Copy out the whole listing exactly as written, leaving the pictures behind.

--- start ---

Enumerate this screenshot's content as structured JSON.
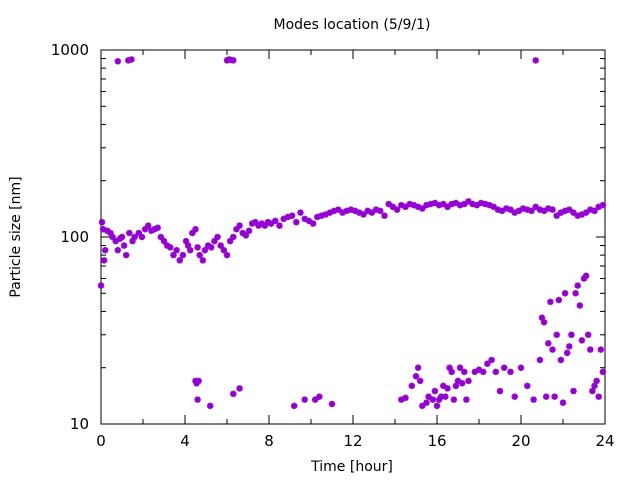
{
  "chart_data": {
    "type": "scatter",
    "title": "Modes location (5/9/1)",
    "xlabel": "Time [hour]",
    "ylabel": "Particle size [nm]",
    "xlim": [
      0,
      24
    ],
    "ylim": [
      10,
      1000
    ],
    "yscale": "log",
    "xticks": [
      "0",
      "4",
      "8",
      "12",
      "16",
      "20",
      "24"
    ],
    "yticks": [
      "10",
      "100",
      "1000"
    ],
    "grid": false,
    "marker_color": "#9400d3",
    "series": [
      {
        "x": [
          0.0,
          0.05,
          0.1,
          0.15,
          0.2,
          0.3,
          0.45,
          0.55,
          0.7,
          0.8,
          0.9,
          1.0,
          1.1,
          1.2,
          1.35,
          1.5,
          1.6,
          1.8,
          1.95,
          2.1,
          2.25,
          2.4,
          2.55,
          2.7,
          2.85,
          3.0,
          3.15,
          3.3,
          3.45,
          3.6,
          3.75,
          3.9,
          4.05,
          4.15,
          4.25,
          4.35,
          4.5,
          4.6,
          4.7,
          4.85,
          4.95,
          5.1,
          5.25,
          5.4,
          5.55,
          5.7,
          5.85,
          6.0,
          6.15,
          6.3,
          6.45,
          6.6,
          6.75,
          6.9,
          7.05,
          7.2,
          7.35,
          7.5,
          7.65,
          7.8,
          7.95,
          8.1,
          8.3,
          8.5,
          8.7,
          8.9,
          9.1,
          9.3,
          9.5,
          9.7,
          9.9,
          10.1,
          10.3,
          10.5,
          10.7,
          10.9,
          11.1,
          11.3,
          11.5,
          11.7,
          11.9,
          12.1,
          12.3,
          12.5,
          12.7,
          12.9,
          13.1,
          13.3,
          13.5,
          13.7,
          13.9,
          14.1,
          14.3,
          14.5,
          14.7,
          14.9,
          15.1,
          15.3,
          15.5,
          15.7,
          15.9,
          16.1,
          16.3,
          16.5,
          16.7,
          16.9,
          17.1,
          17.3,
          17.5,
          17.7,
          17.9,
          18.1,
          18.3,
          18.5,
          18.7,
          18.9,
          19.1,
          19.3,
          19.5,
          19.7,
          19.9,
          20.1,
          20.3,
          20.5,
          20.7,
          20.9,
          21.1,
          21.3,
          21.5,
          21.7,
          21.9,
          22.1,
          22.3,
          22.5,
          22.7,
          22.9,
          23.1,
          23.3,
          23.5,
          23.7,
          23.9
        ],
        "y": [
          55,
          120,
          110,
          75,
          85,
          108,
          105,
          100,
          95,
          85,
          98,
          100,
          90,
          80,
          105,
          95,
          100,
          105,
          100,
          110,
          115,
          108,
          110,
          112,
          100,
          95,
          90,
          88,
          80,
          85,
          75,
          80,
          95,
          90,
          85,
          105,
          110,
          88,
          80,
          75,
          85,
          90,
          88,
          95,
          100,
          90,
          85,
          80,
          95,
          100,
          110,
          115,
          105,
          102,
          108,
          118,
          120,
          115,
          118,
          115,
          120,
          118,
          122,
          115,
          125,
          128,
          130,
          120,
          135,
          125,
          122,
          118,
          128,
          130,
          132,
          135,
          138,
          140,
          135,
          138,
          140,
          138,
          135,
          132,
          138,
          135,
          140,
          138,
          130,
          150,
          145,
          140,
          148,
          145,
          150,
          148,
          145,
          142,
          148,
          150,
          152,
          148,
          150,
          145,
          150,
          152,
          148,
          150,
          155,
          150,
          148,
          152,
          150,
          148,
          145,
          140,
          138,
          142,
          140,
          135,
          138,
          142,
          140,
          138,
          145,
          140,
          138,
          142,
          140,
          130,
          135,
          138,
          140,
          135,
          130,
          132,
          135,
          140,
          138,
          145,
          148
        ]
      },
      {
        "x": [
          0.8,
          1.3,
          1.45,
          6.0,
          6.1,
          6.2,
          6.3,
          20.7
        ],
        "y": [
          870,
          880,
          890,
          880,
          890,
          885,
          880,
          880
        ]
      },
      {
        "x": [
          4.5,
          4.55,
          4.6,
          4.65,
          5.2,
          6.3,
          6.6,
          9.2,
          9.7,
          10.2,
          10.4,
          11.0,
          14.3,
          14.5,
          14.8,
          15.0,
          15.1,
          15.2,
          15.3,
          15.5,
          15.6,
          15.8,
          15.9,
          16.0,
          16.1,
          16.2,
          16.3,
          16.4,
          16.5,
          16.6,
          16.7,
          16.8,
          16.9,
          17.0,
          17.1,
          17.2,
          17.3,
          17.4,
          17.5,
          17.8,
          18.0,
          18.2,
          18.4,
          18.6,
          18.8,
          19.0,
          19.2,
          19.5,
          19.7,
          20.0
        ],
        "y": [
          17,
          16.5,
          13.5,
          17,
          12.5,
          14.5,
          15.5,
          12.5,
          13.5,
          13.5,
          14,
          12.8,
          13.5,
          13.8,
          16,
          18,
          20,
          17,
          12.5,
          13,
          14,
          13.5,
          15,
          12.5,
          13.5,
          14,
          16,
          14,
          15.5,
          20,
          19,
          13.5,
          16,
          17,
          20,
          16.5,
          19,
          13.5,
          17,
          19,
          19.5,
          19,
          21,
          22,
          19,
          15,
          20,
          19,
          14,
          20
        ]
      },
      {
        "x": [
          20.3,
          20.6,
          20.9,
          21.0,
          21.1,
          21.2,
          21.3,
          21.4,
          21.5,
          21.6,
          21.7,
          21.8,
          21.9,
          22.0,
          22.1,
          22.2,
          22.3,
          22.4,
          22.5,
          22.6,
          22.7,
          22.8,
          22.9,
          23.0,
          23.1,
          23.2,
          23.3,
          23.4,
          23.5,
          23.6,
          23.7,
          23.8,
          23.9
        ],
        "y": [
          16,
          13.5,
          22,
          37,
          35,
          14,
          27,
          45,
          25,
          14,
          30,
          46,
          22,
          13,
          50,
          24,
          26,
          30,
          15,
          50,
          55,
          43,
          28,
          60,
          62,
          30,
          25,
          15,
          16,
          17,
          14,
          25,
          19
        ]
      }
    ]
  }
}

--- end ---

▸ **TASK SOLUTION**:
Enumerate this screenshot's content as structured JSON.
{
  "chart_data": {
    "type": "scatter",
    "title": "Modes location (5/9/1)",
    "xlabel": "Time [hour]",
    "ylabel": "Particle size [nm]",
    "xlim": [
      0,
      24
    ],
    "ylim": [
      10,
      1000
    ],
    "yscale": "log",
    "xticks": [
      "0",
      "4",
      "8",
      "12",
      "16",
      "20",
      "24"
    ],
    "yticks": [
      "10",
      "100",
      "1000"
    ],
    "grid": false,
    "marker_color": "#9400d3",
    "series": [
      {
        "x": [
          0.0,
          0.05,
          0.1,
          0.15,
          0.2,
          0.3,
          0.45,
          0.55,
          0.7,
          0.8,
          0.9,
          1.0,
          1.1,
          1.2,
          1.35,
          1.5,
          1.6,
          1.8,
          1.95,
          2.1,
          2.25,
          2.4,
          2.55,
          2.7,
          2.85,
          3.0,
          3.15,
          3.3,
          3.45,
          3.6,
          3.75,
          3.9,
          4.05,
          4.15,
          4.25,
          4.35,
          4.5,
          4.6,
          4.7,
          4.85,
          4.95,
          5.1,
          5.25,
          5.4,
          5.55,
          5.7,
          5.85,
          6.0,
          6.15,
          6.3,
          6.45,
          6.6,
          6.75,
          6.9,
          7.05,
          7.2,
          7.35,
          7.5,
          7.65,
          7.8,
          7.95,
          8.1,
          8.3,
          8.5,
          8.7,
          8.9,
          9.1,
          9.3,
          9.5,
          9.7,
          9.9,
          10.1,
          10.3,
          10.5,
          10.7,
          10.9,
          11.1,
          11.3,
          11.5,
          11.7,
          11.9,
          12.1,
          12.3,
          12.5,
          12.7,
          12.9,
          13.1,
          13.3,
          13.5,
          13.7,
          13.9,
          14.1,
          14.3,
          14.5,
          14.7,
          14.9,
          15.1,
          15.3,
          15.5,
          15.7,
          15.9,
          16.1,
          16.3,
          16.5,
          16.7,
          16.9,
          17.1,
          17.3,
          17.5,
          17.7,
          17.9,
          18.1,
          18.3,
          18.5,
          18.7,
          18.9,
          19.1,
          19.3,
          19.5,
          19.7,
          19.9,
          20.1,
          20.3,
          20.5,
          20.7,
          20.9,
          21.1,
          21.3,
          21.5,
          21.7,
          21.9,
          22.1,
          22.3,
          22.5,
          22.7,
          22.9,
          23.1,
          23.3,
          23.5,
          23.7,
          23.9
        ],
        "y": [
          55,
          120,
          110,
          75,
          85,
          108,
          105,
          100,
          95,
          85,
          98,
          100,
          90,
          80,
          105,
          95,
          100,
          105,
          100,
          110,
          115,
          108,
          110,
          112,
          100,
          95,
          90,
          88,
          80,
          85,
          75,
          80,
          95,
          90,
          85,
          105,
          110,
          88,
          80,
          75,
          85,
          90,
          88,
          95,
          100,
          90,
          85,
          80,
          95,
          100,
          110,
          115,
          105,
          102,
          108,
          118,
          120,
          115,
          118,
          115,
          120,
          118,
          122,
          115,
          125,
          128,
          130,
          120,
          135,
          125,
          122,
          118,
          128,
          130,
          132,
          135,
          138,
          140,
          135,
          138,
          140,
          138,
          135,
          132,
          138,
          135,
          140,
          138,
          130,
          150,
          145,
          140,
          148,
          145,
          150,
          148,
          145,
          142,
          148,
          150,
          152,
          148,
          150,
          145,
          150,
          152,
          148,
          150,
          155,
          150,
          148,
          152,
          150,
          148,
          145,
          140,
          138,
          142,
          140,
          135,
          138,
          142,
          140,
          138,
          145,
          140,
          138,
          142,
          140,
          130,
          135,
          138,
          140,
          135,
          130,
          132,
          135,
          140,
          138,
          145,
          148
        ]
      },
      {
        "x": [
          0.8,
          1.3,
          1.45,
          6.0,
          6.1,
          6.2,
          6.3,
          20.7
        ],
        "y": [
          870,
          880,
          890,
          880,
          890,
          885,
          880,
          880
        ]
      },
      {
        "x": [
          4.5,
          4.55,
          4.6,
          4.65,
          5.2,
          6.3,
          6.6,
          9.2,
          9.7,
          10.2,
          10.4,
          11.0,
          14.3,
          14.5,
          14.8,
          15.0,
          15.1,
          15.2,
          15.3,
          15.5,
          15.6,
          15.8,
          15.9,
          16.0,
          16.1,
          16.2,
          16.3,
          16.4,
          16.5,
          16.6,
          16.7,
          16.8,
          16.9,
          17.0,
          17.1,
          17.2,
          17.3,
          17.4,
          17.5,
          17.8,
          18.0,
          18.2,
          18.4,
          18.6,
          18.8,
          19.0,
          19.2,
          19.5,
          19.7,
          20.0
        ],
        "y": [
          17,
          16.5,
          13.5,
          17,
          12.5,
          14.5,
          15.5,
          12.5,
          13.5,
          13.5,
          14,
          12.8,
          13.5,
          13.8,
          16,
          18,
          20,
          17,
          12.5,
          13,
          14,
          13.5,
          15,
          12.5,
          13.5,
          14,
          16,
          14,
          15.5,
          20,
          19,
          13.5,
          16,
          17,
          20,
          16.5,
          19,
          13.5,
          17,
          19,
          19.5,
          19,
          21,
          22,
          19,
          15,
          20,
          19,
          14,
          20
        ]
      },
      {
        "x": [
          20.3,
          20.6,
          20.9,
          21.0,
          21.1,
          21.2,
          21.3,
          21.4,
          21.5,
          21.6,
          21.7,
          21.8,
          21.9,
          22.0,
          22.1,
          22.2,
          22.3,
          22.4,
          22.5,
          22.6,
          22.7,
          22.8,
          22.9,
          23.0,
          23.1,
          23.2,
          23.3,
          23.4,
          23.5,
          23.6,
          23.7,
          23.8,
          23.9
        ],
        "y": [
          16,
          13.5,
          22,
          37,
          35,
          14,
          27,
          45,
          25,
          14,
          30,
          46,
          22,
          13,
          50,
          24,
          26,
          30,
          15,
          50,
          55,
          43,
          28,
          60,
          62,
          30,
          25,
          15,
          16,
          17,
          14,
          25,
          19
        ]
      }
    ]
  }
}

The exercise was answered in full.